* WHAT YOU WILL DO: Gather all lines in the entries that include the word "cutting".

* GIVEN RECORDS:
— Start —

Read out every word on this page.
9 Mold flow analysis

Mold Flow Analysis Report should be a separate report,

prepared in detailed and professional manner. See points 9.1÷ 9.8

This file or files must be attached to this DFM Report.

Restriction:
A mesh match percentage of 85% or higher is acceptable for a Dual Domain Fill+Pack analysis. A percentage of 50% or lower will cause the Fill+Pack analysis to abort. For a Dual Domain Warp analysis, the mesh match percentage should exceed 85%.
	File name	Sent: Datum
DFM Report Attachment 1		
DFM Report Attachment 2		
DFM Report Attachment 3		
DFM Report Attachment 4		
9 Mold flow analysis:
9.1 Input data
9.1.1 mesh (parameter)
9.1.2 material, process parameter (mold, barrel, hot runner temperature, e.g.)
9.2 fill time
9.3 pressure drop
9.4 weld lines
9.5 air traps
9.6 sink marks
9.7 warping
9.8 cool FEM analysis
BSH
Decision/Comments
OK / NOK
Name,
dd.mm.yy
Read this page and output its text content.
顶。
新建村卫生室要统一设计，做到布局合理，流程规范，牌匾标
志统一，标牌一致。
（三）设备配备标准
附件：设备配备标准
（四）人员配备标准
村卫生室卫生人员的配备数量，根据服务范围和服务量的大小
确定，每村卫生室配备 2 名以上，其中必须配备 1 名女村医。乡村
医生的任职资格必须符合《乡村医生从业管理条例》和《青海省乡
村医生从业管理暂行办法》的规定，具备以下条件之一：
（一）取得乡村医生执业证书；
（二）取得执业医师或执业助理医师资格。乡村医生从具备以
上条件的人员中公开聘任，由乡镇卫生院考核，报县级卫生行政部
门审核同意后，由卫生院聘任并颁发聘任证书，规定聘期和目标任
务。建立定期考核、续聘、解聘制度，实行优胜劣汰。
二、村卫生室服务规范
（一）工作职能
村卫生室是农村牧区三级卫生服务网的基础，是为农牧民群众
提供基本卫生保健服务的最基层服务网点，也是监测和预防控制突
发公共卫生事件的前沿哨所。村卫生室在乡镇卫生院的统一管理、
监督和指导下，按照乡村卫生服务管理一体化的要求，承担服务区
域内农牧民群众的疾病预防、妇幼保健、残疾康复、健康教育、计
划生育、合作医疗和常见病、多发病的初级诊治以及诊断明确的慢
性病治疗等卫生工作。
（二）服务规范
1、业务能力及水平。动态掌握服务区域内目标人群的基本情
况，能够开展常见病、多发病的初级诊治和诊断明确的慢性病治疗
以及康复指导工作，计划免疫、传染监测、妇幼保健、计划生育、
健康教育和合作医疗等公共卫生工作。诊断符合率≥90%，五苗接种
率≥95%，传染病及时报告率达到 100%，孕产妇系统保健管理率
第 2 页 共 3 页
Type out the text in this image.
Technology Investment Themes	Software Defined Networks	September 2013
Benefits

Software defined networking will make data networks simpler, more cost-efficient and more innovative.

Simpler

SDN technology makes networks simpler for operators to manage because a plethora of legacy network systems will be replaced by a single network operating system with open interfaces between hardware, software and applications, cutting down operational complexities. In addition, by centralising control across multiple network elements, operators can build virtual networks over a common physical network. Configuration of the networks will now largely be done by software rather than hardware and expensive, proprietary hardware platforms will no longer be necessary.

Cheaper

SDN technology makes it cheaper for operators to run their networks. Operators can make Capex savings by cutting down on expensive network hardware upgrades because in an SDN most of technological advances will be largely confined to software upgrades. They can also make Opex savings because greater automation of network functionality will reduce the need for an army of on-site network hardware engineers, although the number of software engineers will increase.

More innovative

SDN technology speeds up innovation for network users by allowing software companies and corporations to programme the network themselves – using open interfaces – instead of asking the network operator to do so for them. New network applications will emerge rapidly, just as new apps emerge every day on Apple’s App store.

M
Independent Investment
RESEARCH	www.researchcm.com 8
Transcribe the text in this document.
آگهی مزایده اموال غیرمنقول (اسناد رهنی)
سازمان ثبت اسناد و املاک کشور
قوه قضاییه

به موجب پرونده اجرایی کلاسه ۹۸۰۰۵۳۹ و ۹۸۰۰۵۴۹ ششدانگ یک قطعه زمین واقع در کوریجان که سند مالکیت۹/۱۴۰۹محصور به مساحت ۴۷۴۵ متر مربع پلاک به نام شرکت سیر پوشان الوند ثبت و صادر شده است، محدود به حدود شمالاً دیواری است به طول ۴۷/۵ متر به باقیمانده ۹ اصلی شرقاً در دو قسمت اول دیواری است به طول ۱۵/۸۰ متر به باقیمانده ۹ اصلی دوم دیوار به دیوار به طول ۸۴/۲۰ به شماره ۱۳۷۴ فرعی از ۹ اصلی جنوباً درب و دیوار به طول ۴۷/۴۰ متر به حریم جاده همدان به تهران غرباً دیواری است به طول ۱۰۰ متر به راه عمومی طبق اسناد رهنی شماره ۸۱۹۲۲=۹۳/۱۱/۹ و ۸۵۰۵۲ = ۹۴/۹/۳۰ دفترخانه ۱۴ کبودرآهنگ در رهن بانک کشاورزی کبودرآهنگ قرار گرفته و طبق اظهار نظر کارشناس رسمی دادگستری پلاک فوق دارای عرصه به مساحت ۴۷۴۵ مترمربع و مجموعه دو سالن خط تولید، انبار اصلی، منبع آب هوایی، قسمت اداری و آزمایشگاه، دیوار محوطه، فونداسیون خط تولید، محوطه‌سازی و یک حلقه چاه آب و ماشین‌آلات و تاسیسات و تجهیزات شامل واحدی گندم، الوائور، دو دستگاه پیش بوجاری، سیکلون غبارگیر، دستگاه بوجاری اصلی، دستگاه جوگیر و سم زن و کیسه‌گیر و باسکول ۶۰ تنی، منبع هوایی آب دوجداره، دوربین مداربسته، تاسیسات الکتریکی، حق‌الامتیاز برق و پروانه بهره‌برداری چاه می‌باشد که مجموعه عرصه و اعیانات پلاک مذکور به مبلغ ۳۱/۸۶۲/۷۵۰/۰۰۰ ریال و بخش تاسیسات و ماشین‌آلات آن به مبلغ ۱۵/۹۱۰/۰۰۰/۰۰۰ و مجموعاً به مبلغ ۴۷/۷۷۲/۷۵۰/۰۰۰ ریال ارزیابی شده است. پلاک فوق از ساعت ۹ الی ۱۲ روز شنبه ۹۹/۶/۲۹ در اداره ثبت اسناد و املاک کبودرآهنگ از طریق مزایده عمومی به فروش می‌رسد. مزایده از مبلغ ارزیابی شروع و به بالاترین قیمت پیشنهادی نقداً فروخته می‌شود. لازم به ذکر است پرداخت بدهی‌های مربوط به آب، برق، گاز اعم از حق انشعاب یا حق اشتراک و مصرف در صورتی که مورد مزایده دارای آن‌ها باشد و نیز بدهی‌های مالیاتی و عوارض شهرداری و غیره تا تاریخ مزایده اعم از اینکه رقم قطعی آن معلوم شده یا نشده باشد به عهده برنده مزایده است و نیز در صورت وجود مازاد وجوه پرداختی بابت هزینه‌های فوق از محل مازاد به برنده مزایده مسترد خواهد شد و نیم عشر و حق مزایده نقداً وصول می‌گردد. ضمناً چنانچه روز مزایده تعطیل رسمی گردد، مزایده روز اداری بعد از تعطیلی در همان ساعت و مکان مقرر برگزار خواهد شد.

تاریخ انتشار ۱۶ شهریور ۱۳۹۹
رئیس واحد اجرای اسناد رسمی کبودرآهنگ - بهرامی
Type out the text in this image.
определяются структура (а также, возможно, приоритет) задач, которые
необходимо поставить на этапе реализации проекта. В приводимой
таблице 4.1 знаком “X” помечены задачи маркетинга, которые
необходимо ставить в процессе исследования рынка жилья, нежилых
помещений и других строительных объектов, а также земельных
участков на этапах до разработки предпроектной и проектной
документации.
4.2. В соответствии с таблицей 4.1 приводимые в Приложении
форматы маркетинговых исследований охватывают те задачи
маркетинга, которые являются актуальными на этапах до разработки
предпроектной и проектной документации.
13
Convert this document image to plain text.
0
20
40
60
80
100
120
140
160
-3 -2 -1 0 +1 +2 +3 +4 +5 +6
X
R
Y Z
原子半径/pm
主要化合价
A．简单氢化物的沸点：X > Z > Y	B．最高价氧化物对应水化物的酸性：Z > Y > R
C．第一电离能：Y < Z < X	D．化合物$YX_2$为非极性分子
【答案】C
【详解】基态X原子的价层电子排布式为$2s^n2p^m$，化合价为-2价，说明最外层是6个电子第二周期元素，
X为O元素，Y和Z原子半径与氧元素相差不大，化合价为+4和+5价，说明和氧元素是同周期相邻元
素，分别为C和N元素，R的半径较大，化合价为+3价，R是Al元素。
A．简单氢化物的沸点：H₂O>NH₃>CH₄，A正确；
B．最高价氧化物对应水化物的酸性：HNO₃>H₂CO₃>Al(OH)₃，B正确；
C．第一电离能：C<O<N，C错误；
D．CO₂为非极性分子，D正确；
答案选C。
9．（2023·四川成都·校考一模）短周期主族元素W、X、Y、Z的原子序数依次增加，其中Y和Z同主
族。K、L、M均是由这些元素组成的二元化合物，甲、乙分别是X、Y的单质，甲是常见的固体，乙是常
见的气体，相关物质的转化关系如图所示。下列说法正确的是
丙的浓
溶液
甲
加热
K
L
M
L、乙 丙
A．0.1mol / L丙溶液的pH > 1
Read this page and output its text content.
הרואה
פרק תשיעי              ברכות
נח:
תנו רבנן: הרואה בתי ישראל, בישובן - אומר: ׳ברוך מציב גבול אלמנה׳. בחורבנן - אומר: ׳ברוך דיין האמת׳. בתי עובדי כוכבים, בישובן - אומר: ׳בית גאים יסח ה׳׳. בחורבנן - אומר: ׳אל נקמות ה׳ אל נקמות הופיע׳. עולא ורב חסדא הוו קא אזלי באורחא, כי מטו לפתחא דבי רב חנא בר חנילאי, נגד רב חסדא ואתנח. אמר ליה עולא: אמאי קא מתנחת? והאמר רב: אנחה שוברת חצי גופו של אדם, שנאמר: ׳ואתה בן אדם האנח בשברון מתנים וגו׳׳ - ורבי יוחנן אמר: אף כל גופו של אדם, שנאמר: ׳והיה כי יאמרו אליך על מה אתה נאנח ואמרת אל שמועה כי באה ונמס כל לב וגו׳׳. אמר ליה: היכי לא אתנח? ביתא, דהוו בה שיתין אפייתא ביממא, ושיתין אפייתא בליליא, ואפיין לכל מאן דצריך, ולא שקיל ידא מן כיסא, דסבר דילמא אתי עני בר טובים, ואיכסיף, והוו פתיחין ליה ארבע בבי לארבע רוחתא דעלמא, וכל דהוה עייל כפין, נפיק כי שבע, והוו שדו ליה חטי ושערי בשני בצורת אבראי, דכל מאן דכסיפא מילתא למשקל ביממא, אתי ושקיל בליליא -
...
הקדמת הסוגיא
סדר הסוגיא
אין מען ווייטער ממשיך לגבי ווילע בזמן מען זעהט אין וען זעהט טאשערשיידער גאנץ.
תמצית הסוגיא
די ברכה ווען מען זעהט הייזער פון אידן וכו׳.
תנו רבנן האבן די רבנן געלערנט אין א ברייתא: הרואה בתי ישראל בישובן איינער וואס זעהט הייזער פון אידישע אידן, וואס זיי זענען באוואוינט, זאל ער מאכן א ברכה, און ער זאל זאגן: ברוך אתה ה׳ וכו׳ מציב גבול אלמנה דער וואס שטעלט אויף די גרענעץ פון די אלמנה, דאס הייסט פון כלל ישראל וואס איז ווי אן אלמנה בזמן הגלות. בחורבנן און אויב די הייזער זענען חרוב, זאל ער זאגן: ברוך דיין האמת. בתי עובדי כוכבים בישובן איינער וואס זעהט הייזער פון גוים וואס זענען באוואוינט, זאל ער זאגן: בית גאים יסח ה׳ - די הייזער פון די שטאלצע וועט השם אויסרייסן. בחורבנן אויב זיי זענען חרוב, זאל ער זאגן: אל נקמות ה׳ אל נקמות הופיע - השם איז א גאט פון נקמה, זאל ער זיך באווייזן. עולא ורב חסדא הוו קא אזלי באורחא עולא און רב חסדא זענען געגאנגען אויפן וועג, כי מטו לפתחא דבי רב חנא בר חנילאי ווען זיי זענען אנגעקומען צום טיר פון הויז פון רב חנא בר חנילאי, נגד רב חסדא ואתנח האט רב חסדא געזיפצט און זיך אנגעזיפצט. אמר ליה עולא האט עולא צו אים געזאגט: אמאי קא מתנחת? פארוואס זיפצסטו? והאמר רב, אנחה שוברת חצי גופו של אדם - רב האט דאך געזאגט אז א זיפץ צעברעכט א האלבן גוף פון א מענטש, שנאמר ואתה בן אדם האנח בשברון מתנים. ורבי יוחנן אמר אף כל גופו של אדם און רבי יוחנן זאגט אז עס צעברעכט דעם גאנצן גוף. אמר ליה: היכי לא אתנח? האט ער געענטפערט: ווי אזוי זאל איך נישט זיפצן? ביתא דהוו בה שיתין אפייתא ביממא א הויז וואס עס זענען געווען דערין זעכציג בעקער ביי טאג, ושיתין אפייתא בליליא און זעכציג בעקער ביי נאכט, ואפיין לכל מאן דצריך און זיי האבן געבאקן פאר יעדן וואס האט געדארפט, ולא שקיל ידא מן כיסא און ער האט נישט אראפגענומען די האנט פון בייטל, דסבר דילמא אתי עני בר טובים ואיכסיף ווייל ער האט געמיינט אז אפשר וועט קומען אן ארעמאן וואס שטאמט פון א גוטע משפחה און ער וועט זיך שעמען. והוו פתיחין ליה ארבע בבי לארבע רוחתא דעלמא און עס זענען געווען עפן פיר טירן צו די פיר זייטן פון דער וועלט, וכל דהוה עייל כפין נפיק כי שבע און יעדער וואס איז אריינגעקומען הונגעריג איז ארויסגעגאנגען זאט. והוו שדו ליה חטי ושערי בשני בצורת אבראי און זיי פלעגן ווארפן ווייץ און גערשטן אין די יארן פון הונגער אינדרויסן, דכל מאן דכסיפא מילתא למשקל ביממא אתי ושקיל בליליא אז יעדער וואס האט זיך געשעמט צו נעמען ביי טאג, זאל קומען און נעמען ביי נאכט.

— End —

* ANSWER TO THIS PROBLEM:
SDN technology makes networks simpler for operators to manage because a plethora of legacy network systems will be replaced by a single network operating system with open interfaces between hardware, software and applications, cutting down operational complexities. In addition, by centralising control across multiple network elements, operators can build virtual networks over a common physical network. Configuration of the networks will now largely be done by software rather than hardware and expensive, proprietary hardware platforms will no longer be necessary.
SDN technology makes it cheaper for operators to run their networks. Operators can make Capex savings by cutting down on expensive network hardware upgrades because in an SDN most of technological advances will be largely confined to software upgrades. They can also make Opex savings because greater automation of network functionality will reduce the need for an army of on-site network hardware engineers, although the number of software engineers will increase.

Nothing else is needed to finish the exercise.